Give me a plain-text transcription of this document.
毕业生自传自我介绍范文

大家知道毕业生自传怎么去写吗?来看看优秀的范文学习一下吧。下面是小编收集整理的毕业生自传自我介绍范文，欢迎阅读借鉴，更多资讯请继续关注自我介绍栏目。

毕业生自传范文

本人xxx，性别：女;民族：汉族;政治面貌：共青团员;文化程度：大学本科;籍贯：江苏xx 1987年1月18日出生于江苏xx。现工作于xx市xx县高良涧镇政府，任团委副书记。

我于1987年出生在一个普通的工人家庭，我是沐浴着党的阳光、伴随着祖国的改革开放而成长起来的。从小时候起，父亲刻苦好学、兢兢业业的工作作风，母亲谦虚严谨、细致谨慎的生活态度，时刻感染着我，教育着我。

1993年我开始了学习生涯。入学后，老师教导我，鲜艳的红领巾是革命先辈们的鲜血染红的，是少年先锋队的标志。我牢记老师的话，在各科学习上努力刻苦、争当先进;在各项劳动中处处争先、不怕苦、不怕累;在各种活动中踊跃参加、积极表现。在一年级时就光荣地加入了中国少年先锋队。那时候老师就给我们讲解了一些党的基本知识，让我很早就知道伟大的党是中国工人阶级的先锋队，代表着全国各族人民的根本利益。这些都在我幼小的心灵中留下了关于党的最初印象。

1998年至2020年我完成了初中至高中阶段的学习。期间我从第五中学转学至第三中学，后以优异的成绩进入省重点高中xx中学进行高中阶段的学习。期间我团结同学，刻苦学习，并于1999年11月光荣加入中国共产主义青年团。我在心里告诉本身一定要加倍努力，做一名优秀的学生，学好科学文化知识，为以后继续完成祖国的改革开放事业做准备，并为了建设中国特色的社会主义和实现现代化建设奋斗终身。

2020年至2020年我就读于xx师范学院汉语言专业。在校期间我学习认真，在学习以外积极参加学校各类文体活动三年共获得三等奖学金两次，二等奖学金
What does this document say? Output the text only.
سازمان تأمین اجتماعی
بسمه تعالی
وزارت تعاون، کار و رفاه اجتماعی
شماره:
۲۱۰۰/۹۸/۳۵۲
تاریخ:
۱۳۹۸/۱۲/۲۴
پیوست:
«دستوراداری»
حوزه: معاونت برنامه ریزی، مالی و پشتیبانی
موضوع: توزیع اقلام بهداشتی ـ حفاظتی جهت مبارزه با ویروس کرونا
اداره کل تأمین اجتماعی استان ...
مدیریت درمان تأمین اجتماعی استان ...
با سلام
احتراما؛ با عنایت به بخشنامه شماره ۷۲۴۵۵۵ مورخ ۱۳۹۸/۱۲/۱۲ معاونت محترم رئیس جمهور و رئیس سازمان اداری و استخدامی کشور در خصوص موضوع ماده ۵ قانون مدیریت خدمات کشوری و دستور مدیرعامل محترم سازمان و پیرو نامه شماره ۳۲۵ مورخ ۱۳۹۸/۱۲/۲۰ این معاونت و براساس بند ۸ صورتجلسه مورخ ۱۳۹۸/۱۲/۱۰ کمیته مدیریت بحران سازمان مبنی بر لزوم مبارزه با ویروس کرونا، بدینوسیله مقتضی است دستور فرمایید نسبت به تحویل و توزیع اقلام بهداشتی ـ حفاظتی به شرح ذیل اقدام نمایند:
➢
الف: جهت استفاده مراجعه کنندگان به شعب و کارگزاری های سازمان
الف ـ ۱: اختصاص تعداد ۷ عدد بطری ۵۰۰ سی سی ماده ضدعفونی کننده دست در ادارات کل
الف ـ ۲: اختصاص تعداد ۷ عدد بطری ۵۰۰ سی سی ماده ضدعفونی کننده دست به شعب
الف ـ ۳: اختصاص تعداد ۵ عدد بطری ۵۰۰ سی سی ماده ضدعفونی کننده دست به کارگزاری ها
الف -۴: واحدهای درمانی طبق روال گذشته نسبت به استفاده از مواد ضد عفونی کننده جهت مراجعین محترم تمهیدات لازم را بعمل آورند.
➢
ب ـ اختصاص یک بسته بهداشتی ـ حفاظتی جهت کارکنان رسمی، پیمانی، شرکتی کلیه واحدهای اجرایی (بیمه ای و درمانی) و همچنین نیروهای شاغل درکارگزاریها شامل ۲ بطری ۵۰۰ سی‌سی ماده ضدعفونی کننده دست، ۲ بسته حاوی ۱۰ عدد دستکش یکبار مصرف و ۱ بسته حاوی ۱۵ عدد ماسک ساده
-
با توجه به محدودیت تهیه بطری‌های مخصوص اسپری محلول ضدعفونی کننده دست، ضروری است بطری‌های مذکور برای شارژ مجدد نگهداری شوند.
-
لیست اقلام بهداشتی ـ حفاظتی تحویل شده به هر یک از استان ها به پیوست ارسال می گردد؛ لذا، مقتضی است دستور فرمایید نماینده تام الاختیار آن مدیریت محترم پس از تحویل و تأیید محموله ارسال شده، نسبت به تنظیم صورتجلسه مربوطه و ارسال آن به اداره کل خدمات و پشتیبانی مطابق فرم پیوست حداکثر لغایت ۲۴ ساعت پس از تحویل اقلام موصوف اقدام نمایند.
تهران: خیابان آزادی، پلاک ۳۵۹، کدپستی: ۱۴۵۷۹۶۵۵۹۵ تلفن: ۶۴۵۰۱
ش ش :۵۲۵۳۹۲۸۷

──────────

Copy all lines from the data that hold the word "تأمین".

RESULT FOR THIS EXERCISE:
سازمان تأمین اجتماعی
اداره کل تأمین اجتماعی استان ...
مدیریت درمان تأمین اجتماعی استان ...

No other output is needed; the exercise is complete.